**TO BE DONE:** Output every row below word for word, with each line unchanged and in the same order.
* START DATA SECTION *
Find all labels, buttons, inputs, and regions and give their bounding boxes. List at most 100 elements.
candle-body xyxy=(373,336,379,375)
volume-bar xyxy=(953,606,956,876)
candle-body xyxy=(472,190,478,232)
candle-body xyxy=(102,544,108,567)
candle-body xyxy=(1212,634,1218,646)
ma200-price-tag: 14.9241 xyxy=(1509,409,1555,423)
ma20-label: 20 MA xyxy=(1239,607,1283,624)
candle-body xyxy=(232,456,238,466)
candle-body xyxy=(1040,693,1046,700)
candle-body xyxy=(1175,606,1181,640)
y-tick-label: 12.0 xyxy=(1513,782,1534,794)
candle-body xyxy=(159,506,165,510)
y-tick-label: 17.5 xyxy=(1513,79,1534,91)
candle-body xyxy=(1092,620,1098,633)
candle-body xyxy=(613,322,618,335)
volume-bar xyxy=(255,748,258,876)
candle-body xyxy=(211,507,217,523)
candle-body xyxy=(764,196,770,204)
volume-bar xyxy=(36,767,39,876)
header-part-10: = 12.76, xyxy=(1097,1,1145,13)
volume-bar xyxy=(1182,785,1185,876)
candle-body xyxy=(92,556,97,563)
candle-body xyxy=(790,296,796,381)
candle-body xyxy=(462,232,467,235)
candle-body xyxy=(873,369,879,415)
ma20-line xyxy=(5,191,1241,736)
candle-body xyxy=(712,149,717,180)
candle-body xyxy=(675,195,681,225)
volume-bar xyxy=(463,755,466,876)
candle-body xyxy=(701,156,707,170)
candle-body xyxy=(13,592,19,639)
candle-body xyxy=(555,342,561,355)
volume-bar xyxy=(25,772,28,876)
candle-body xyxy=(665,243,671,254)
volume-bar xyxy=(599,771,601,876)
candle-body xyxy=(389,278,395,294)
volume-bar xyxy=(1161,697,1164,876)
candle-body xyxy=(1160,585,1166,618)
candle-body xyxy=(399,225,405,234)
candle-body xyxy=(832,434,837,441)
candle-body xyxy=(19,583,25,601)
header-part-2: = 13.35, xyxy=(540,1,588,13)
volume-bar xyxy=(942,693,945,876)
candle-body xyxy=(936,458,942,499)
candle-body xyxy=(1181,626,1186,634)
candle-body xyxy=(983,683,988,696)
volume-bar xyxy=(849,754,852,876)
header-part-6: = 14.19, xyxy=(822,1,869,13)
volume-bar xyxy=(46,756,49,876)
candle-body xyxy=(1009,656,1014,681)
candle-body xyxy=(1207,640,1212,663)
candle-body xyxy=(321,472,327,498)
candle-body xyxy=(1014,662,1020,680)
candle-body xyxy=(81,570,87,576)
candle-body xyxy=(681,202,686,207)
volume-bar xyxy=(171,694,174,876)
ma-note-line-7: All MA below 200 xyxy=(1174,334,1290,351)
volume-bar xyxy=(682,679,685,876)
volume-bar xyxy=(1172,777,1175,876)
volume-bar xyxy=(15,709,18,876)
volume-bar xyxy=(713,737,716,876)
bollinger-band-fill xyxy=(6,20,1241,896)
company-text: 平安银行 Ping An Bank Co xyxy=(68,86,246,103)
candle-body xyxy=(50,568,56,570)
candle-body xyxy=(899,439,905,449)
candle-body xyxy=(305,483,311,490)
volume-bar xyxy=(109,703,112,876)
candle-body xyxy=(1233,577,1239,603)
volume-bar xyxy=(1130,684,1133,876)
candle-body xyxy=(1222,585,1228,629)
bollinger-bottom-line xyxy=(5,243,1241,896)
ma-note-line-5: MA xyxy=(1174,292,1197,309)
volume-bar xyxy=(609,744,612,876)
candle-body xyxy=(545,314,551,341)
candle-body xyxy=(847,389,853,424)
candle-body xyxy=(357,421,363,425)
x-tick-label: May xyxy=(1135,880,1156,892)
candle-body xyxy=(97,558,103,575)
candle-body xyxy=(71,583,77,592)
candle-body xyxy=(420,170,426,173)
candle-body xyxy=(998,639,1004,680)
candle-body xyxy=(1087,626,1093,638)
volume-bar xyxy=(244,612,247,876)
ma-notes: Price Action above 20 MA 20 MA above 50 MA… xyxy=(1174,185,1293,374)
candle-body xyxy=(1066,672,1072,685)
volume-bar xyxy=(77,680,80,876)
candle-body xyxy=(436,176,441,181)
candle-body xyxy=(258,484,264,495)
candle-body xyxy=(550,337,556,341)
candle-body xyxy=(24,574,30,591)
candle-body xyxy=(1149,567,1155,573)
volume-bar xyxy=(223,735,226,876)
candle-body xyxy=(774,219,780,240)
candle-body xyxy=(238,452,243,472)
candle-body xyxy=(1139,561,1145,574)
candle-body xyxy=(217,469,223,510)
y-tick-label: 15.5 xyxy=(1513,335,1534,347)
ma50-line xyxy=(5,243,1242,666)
* END DATA SECTION *
**RIGHT ANSWER:**
Find all labels, buttons, inputs, and regions and give their bounding boxes. List at most 100 elements.
candle-body xyxy=(373,336,379,375)
volume-bar xyxy=(953,606,956,876)
candle-body xyxy=(472,190,478,232)
candle-body xyxy=(102,544,108,567)
candle-body xyxy=(1212,634,1218,646)
ma200-price-tag: 14.9241 xyxy=(1509,409,1555,423)
ma20-label: 20 MA xyxy=(1239,607,1283,624)
candle-body xyxy=(232,456,238,466)
candle-body xyxy=(1040,693,1046,700)
candle-body xyxy=(1175,606,1181,640)
y-tick-label: 12.0 xyxy=(1513,782,1534,794)
candle-body xyxy=(159,506,165,510)
y-tick-label: 17.5 xyxy=(1513,79,1534,91)
candle-body xyxy=(1092,620,1098,633)
candle-body xyxy=(613,322,618,335)
volume-bar xyxy=(255,748,258,876)
candle-body xyxy=(211,507,217,523)
candle-body xyxy=(764,196,770,204)
volume-bar xyxy=(36,767,39,876)
header-part-10: = 12.76, xyxy=(1097,1,1145,13)
volume-bar xyxy=(1182,785,1185,876)
candle-body xyxy=(92,556,97,563)
candle-body xyxy=(790,296,796,381)
candle-body xyxy=(462,232,467,235)
candle-body xyxy=(873,369,879,415)
ma20-line xyxy=(5,191,1241,736)
candle-body xyxy=(712,149,717,180)
candle-body xyxy=(675,195,681,225)
volume-bar xyxy=(463,755,466,876)
candle-body xyxy=(701,156,707,170)
candle-body xyxy=(13,592,19,639)
candle-body xyxy=(555,342,561,355)
volume-bar xyxy=(25,772,28,876)
candle-body xyxy=(665,243,671,254)
volume-bar xyxy=(599,771,601,876)
candle-body xyxy=(389,278,395,294)
volume-bar xyxy=(1161,697,1164,876)
candle-body xyxy=(1160,585,1166,618)
candle-body xyxy=(399,225,405,234)
candle-body xyxy=(832,434,837,441)
candle-body xyxy=(19,583,25,601)
header-part-2: = 13.35, xyxy=(540,1,588,13)
volume-bar xyxy=(942,693,945,876)
candle-body xyxy=(936,458,942,499)
candle-body xyxy=(1181,626,1186,634)
candle-body xyxy=(983,683,988,696)
volume-bar xyxy=(849,754,852,876)
header-part-6: = 14.19, xyxy=(822,1,869,13)
volume-bar xyxy=(46,756,49,876)
candle-body xyxy=(1009,656,1014,681)
candle-body xyxy=(1207,640,1212,663)
candle-body xyxy=(321,472,327,498)
candle-body xyxy=(1014,662,1020,680)
candle-body xyxy=(81,570,87,576)
candle-body xyxy=(681,202,686,207)
volume-bar xyxy=(171,694,174,876)
ma-note-line-7: All MA below 200 xyxy=(1174,334,1290,351)
volume-bar xyxy=(682,679,685,876)
volume-bar xyxy=(1172,777,1175,876)
volume-bar xyxy=(15,709,18,876)
volume-bar xyxy=(713,737,716,876)
bollinger-band-fill xyxy=(6,20,1241,896)
company-text: 平安银行 Ping An Bank Co xyxy=(68,86,246,103)
candle-body xyxy=(50,568,56,570)
candle-body xyxy=(899,439,905,449)
candle-body xyxy=(305,483,311,490)
volume-bar xyxy=(109,703,112,876)
candle-body xyxy=(1233,577,1239,603)
volume-bar xyxy=(1130,684,1133,876)
candle-body xyxy=(1222,585,1228,629)
bollinger-bottom-line xyxy=(5,243,1241,896)
ma-note-line-5: MA xyxy=(1174,292,1197,309)
volume-bar xyxy=(609,744,612,876)
candle-body xyxy=(545,314,551,341)
candle-body xyxy=(847,389,853,424)
candle-body xyxy=(357,421,363,425)
x-tick-label: May xyxy=(1135,880,1156,892)
candle-body xyxy=(97,558,103,575)
candle-body xyxy=(71,583,77,592)
candle-body xyxy=(420,170,426,173)
candle-body xyxy=(998,639,1004,680)
candle-body xyxy=(1087,626,1093,638)
volume-bar xyxy=(244,612,247,876)
ma-notes: Price Action above 20 MA 20 MA above 50 MA… xyxy=(1174,185,1293,374)
candle-body xyxy=(1066,672,1072,685)
volume-bar xyxy=(77,680,80,876)
candle-body xyxy=(436,176,441,181)
candle-body xyxy=(258,484,264,495)
candle-body xyxy=(550,337,556,341)
candle-body xyxy=(24,574,30,591)
candle-body xyxy=(1149,567,1155,573)
volume-bar xyxy=(223,735,226,876)
candle-body xyxy=(774,219,780,240)
candle-body xyxy=(238,452,243,472)
candle-body xyxy=(1139,561,1145,574)
candle-body xyxy=(217,469,223,510)
y-tick-label: 15.5 xyxy=(1513,335,1534,347)
ma50-line xyxy=(5,243,1242,666)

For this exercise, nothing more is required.